» Instruction:
Locate all lines with the word "全体管理者" and copy them out.

» Material for this task:
* START *

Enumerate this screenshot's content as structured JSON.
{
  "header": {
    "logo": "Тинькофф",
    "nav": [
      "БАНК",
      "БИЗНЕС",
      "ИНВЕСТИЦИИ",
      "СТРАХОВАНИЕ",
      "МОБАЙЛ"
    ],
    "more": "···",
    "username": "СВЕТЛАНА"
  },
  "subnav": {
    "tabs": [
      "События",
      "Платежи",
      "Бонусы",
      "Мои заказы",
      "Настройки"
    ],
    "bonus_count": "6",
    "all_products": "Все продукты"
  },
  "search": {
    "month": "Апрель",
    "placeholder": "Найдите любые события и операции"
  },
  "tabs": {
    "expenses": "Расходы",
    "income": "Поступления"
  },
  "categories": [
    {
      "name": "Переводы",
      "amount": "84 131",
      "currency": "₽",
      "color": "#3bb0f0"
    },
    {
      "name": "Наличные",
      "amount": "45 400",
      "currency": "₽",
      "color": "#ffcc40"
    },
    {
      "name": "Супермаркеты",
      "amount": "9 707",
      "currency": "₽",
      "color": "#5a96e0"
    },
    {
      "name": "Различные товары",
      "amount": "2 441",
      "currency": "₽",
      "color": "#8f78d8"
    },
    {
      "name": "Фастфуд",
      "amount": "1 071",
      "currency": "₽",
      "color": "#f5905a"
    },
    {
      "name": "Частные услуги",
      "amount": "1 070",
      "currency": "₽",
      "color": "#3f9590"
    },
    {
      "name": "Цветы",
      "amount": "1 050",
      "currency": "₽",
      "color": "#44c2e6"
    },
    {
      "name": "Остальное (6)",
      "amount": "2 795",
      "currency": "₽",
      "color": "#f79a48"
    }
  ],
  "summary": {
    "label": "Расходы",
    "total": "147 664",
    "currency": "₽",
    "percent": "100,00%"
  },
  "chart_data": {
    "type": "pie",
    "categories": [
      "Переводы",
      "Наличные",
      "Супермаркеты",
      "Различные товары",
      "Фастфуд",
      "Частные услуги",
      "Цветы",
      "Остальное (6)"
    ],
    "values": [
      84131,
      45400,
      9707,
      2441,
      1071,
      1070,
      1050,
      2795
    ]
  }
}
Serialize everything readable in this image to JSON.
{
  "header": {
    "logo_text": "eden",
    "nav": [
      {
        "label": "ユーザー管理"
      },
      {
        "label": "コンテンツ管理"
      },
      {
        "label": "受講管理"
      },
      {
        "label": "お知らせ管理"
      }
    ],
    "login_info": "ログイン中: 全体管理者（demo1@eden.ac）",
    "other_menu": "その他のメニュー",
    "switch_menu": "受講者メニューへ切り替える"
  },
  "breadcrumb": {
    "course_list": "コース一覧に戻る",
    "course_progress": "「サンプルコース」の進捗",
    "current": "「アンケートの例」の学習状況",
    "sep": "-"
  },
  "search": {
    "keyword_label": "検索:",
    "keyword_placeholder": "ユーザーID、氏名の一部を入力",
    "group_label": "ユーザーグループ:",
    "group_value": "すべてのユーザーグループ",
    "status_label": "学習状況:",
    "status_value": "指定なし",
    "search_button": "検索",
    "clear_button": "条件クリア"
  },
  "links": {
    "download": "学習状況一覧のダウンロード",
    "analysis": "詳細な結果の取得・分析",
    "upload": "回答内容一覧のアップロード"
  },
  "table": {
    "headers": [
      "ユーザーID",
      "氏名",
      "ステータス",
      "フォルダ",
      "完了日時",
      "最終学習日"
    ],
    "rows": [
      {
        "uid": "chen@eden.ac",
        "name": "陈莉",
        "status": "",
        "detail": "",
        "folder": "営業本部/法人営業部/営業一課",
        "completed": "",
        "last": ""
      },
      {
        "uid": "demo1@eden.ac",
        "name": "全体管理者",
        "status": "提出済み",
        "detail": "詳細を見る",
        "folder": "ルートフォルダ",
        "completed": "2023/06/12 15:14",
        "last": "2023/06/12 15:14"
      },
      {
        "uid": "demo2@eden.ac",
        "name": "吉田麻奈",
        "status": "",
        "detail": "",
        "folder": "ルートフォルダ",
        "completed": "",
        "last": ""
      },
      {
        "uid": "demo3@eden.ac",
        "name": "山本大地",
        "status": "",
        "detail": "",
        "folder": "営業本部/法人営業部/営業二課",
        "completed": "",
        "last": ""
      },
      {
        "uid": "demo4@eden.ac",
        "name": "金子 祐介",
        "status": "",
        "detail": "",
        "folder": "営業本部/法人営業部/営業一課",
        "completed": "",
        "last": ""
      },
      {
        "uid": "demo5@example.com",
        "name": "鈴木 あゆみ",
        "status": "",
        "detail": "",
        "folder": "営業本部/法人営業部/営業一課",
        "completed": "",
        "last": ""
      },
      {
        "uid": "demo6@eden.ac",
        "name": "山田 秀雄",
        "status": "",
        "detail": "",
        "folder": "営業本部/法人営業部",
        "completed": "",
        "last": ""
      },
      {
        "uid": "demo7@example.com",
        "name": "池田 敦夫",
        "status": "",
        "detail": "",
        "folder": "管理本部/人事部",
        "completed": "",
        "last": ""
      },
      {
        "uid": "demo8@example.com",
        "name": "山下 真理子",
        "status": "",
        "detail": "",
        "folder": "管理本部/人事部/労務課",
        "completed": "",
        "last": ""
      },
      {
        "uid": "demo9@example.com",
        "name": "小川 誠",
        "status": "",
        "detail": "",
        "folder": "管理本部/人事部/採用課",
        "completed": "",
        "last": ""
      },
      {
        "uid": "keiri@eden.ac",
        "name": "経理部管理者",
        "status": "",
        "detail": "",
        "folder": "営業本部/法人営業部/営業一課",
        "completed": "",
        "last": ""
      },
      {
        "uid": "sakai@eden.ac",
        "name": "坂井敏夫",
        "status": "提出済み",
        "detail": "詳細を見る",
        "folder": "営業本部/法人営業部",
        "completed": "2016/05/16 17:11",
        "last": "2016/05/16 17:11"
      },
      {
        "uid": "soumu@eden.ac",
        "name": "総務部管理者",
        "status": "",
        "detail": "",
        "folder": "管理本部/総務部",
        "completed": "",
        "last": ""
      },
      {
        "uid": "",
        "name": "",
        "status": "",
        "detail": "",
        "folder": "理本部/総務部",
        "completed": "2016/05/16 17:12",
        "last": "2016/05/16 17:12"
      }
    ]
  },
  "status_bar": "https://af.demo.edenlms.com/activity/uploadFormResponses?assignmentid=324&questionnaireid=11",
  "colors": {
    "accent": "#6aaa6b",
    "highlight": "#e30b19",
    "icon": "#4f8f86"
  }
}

* END *

» Worked solution:
    "login_info": "ログイン中: 全体管理者（demo1@eden.ac）",
        "name": "全体管理者",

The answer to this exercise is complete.